- _WRITTEN TASK_
Transcribe each line exactly.

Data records
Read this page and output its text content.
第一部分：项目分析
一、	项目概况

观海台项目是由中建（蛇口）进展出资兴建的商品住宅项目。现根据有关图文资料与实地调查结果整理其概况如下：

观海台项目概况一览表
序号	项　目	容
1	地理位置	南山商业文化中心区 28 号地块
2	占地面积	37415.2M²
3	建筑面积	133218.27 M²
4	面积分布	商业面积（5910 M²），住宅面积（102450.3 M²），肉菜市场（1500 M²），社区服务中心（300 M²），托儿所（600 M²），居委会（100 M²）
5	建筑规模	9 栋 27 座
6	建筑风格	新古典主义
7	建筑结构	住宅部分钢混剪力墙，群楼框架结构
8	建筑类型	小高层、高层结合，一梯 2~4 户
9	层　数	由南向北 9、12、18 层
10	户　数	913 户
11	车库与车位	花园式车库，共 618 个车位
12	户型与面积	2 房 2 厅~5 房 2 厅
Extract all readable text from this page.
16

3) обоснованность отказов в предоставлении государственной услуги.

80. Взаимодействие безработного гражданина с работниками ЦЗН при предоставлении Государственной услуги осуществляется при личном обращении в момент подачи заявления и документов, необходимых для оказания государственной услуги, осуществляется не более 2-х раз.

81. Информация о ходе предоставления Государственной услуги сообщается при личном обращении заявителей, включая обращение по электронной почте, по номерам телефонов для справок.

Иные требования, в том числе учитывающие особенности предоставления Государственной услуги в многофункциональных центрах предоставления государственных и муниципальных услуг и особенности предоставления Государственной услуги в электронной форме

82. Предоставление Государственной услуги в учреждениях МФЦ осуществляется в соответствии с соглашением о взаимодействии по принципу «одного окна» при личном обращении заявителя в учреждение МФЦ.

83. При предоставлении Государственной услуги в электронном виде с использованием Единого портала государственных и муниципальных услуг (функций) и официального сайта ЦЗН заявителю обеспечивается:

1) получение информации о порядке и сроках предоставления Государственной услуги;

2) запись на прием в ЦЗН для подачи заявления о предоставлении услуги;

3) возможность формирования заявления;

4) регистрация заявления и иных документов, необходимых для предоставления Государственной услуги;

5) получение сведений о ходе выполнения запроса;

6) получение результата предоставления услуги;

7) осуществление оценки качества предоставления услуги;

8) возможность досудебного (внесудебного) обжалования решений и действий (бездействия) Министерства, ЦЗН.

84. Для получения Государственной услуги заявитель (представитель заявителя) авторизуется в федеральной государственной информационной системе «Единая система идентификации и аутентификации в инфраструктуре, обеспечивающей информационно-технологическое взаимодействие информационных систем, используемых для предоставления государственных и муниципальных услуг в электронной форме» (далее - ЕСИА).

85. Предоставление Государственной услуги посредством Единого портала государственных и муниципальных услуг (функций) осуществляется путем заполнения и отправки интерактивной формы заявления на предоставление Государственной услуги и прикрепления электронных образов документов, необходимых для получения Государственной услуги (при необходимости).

- _WRITTEN RESPONSE_
Read this page and output its text content.
第一部分：项目分析
一、	项目概况

观海台项目是由中建（蛇口）进展出资兴建的商品住宅项目。现根据有关图文资料与实地调查结果整理其概况如下：

观海台项目概况一览表
序号	项　目	容
1	地理位置	南山商业文化中心区 28 号地块
2	占地面积	37415.2M²
3	建筑面积	133218.27 M²
4	面积分布	商业面积（5910 M²），住宅面积（102450.3 M²），肉菜市场（1500 M²），社区服务中心（300 M²），托儿所（600 M²），居委会（100 M²）
5	建筑规模	9 栋 27 座
6	建筑风格	新古典主义
7	建筑结构	住宅部分钢混剪力墙，群楼框架结构
8	建筑类型	小高层、高层结合，一梯 2~4 户
9	层　数	由南向北 9、12、18 层
10	户　数	913 户
11	车库与车位	花园式车库，共 618 个车位
12	户型与面积	2 房 2 厅~5 房 2 厅
Extract all readable text from this page.
16

3) обоснованность отказов в предоставлении государственной услуги.

80. Взаимодействие безработного гражданина с работниками ЦЗН при предоставлении Государственной услуги осуществляется при личном обращении в момент подачи заявления и документов, необходимых для оказания государственной услуги, осуществляется не более 2-х раз.

81. Информация о ходе предоставления Государственной услуги сообщается при личном обращении заявителей, включая обращение по электронной почте, по номерам телефонов для справок.

Иные требования, в том числе учитывающие особенности предоставления Государственной услуги в многофункциональных центрах предоставления государственных и муниципальных услуг и особенности предоставления Государственной услуги в электронной форме

82. Предоставление Государственной услуги в учреждениях МФЦ осуществляется в соответствии с соглашением о взаимодействии по принципу «одного окна» при личном обращении заявителя в учреждение МФЦ.

83. При предоставлении Государственной услуги в электронном виде с использованием Единого портала государственных и муниципальных услуг (функций) и официального сайта ЦЗН заявителю обеспечивается:

1) получение информации о порядке и сроках предоставления Государственной услуги;

2) запись на прием в ЦЗН для подачи заявления о предоставлении услуги;

3) возможность формирования заявления;

4) регистрация заявления и иных документов, необходимых для предоставления Государственной услуги;

5) получение сведений о ходе выполнения запроса;

6) получение результата предоставления услуги;

7) осуществление оценки качества предоставления услуги;

8) возможность досудебного (внесудебного) обжалования решений и действий (бездействия) Министерства, ЦЗН.

84. Для получения Государственной услуги заявитель (представитель заявителя) авторизуется в федеральной государственной информационной системе «Единая система идентификации и аутентификации в инфраструктуре, обеспечивающей информационно-технологическое взаимодействие информационных систем, используемых для предоставления государственных и муниципальных услуг в электронной форме» (далее - ЕСИА).

85. Предоставление Государственной услуги посредством Единого портала государственных и муниципальных услуг (функций) осуществляется путем заполнения и отправки интерактивной формы заявления на предоставление Государственной услуги и прикрепления электронных образов документов, необходимых для получения Государственной услуги (при необходимости).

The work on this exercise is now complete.